--- Dataset ---
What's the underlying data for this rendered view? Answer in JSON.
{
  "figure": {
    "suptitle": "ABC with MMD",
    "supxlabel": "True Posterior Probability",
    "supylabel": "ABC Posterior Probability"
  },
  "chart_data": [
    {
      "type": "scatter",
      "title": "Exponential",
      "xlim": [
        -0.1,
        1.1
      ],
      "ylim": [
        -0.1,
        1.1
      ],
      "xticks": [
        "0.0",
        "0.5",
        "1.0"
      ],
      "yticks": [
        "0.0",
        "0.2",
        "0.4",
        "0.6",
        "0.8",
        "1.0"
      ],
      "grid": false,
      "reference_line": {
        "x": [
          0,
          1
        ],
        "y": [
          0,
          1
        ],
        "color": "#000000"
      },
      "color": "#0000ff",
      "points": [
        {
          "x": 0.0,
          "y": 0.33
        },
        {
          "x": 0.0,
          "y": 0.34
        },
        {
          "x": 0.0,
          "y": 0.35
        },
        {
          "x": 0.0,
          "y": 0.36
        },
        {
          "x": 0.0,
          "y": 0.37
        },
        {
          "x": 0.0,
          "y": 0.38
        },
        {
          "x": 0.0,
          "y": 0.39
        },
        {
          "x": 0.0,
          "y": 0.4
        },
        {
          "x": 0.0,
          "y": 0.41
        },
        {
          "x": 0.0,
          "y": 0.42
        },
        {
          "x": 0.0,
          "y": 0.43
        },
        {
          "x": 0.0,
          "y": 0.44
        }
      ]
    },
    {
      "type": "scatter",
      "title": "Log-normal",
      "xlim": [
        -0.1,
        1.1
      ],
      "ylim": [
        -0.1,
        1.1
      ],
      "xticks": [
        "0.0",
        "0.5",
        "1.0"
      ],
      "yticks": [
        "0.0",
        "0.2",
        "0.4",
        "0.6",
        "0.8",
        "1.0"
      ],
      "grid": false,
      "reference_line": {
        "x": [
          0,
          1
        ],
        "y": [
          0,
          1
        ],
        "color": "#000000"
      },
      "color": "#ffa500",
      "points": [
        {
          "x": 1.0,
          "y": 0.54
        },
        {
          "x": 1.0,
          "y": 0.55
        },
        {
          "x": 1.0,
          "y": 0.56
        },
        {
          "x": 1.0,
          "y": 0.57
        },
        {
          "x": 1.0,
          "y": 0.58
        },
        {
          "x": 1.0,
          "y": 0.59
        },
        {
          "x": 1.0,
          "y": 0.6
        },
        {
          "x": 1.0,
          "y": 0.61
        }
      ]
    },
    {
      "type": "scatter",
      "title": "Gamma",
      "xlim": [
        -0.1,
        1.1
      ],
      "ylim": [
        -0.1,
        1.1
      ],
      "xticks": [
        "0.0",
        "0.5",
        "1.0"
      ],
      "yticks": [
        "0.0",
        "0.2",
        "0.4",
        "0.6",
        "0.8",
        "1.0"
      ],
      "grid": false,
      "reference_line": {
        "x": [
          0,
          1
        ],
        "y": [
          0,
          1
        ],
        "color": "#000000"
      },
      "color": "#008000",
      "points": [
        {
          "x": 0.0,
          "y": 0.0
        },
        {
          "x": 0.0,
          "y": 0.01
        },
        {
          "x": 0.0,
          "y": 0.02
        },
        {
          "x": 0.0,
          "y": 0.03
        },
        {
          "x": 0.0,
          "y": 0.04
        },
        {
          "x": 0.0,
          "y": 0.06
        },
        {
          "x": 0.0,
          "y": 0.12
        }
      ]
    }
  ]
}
---
--- Exercise objective ---
Print the complete listing again, exactly as it stands.

--- Exercise output ---
What's the underlying data for this rendered view? Answer in JSON.
{
  "figure": {
    "suptitle": "ABC with MMD",
    "supxlabel": "True Posterior Probability",
    "supylabel": "ABC Posterior Probability"
  },
  "chart_data": [
    {
      "type": "scatter",
      "title": "Exponential",
      "xlim": [
        -0.1,
        1.1
      ],
      "ylim": [
        -0.1,
        1.1
      ],
      "xticks": [
        "0.0",
        "0.5",
        "1.0"
      ],
      "yticks": [
        "0.0",
        "0.2",
        "0.4",
        "0.6",
        "0.8",
        "1.0"
      ],
      "grid": false,
      "reference_line": {
        "x": [
          0,
          1
        ],
        "y": [
          0,
          1
        ],
        "color": "#000000"
      },
      "color": "#0000ff",
      "points": [
        {
          "x": 0.0,
          "y": 0.33
        },
        {
          "x": 0.0,
          "y": 0.34
        },
        {
          "x": 0.0,
          "y": 0.35
        },
        {
          "x": 0.0,
          "y": 0.36
        },
        {
          "x": 0.0,
          "y": 0.37
        },
        {
          "x": 0.0,
          "y": 0.38
        },
        {
          "x": 0.0,
          "y": 0.39
        },
        {
          "x": 0.0,
          "y": 0.4
        },
        {
          "x": 0.0,
          "y": 0.41
        },
        {
          "x": 0.0,
          "y": 0.42
        },
        {
          "x": 0.0,
          "y": 0.43
        },
        {
          "x": 0.0,
          "y": 0.44
        }
      ]
    },
    {
      "type": "scatter",
      "title": "Log-normal",
      "xlim": [
        -0.1,
        1.1
      ],
      "ylim": [
        -0.1,
        1.1
      ],
      "xticks": [
        "0.0",
        "0.5",
        "1.0"
      ],
      "yticks": [
        "0.0",
        "0.2",
        "0.4",
        "0.6",
        "0.8",
        "1.0"
      ],
      "grid": false,
      "reference_line": {
        "x": [
          0,
          1
        ],
        "y": [
          0,
          1
        ],
        "color": "#000000"
      },
      "color": "#ffa500",
      "points": [
        {
          "x": 1.0,
          "y": 0.54
        },
        {
          "x": 1.0,
          "y": 0.55
        },
        {
          "x": 1.0,
          "y": 0.56
        },
        {
          "x": 1.0,
          "y": 0.57
        },
        {
          "x": 1.0,
          "y": 0.58
        },
        {
          "x": 1.0,
          "y": 0.59
        },
        {
          "x": 1.0,
          "y": 0.6
        },
        {
          "x": 1.0,
          "y": 0.61
        }
      ]
    },
    {
      "type": "scatter",
      "title": "Gamma",
      "xlim": [
        -0.1,
        1.1
      ],
      "ylim": [
        -0.1,
        1.1
      ],
      "xticks": [
        "0.0",
        "0.5",
        "1.0"
      ],
      "yticks": [
        "0.0",
        "0.2",
        "0.4",
        "0.6",
        "0.8",
        "1.0"
      ],
      "grid": false,
      "reference_line": {
        "x": [
          0,
          1
        ],
        "y": [
          0,
          1
        ],
        "color": "#000000"
      },
      "color": "#008000",
      "points": [
        {
          "x": 0.0,
          "y": 0.0
        },
        {
          "x": 0.0,
          "y": 0.01
        },
        {
          "x": 0.0,
          "y": 0.02
        },
        {
          "x": 0.0,
          "y": 0.03
        },
        {
          "x": 0.0,
          "y": 0.04
        },
        {
          "x": 0.0,
          "y": 0.06
        },
        {
          "x": 0.0,
          "y": 0.12
        }
      ]
    }
  ]
}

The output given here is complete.